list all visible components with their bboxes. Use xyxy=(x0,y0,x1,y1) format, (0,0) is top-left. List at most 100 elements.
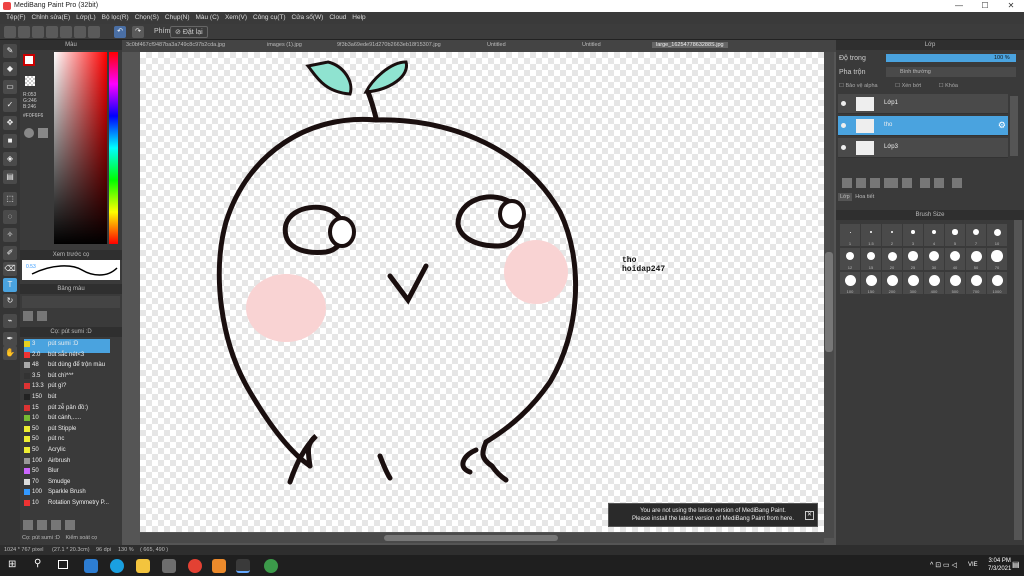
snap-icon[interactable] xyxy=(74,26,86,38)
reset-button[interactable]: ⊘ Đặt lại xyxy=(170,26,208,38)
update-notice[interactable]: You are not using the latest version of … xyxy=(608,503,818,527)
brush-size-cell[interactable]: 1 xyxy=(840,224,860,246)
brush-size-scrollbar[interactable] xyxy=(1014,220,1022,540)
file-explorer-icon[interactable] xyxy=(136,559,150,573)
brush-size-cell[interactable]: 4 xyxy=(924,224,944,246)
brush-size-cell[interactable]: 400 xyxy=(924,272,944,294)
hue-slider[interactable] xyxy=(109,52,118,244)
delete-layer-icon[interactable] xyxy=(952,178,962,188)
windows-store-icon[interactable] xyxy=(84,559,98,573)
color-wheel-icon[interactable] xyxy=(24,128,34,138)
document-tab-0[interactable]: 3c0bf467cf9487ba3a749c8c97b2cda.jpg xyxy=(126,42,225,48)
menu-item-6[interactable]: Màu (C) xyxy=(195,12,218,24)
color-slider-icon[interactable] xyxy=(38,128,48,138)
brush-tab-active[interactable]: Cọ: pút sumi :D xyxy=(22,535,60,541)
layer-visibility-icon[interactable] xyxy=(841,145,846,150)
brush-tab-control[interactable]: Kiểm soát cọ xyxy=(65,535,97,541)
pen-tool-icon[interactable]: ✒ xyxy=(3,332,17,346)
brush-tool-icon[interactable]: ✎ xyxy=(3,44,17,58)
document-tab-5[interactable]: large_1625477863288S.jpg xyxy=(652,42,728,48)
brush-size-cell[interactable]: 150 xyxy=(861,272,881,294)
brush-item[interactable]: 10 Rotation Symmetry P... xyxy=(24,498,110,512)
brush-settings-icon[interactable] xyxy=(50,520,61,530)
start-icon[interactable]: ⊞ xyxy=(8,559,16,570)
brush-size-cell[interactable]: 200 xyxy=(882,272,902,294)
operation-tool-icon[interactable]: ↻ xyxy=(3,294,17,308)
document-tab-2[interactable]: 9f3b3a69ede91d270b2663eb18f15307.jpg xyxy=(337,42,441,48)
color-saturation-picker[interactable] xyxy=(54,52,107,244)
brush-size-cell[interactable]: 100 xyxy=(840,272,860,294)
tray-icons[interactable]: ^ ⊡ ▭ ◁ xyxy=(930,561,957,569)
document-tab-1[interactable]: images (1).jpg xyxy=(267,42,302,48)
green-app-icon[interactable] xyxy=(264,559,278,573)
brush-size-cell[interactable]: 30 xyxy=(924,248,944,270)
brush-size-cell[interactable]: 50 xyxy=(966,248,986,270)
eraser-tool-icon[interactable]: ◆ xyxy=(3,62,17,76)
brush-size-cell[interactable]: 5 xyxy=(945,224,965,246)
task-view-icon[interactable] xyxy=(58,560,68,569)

^^^^

Transcribe the listing from the line with "snap-icon[interactable] xyxy=(74,26,86,38)" to the line with "file-explorer-icon[interactable] xyxy=(136,559,150,573)", both included, with every line kept identical to the original.

**Result below:**
snap-icon[interactable] xyxy=(74,26,86,38)
reset-button[interactable]: ⊘ Đặt lại xyxy=(170,26,208,38)
update-notice[interactable]: You are not using the latest version of … xyxy=(608,503,818,527)
brush-size-cell[interactable]: 1 xyxy=(840,224,860,246)
brush-size-scrollbar[interactable] xyxy=(1014,220,1022,540)
file-explorer-icon[interactable] xyxy=(136,559,150,573)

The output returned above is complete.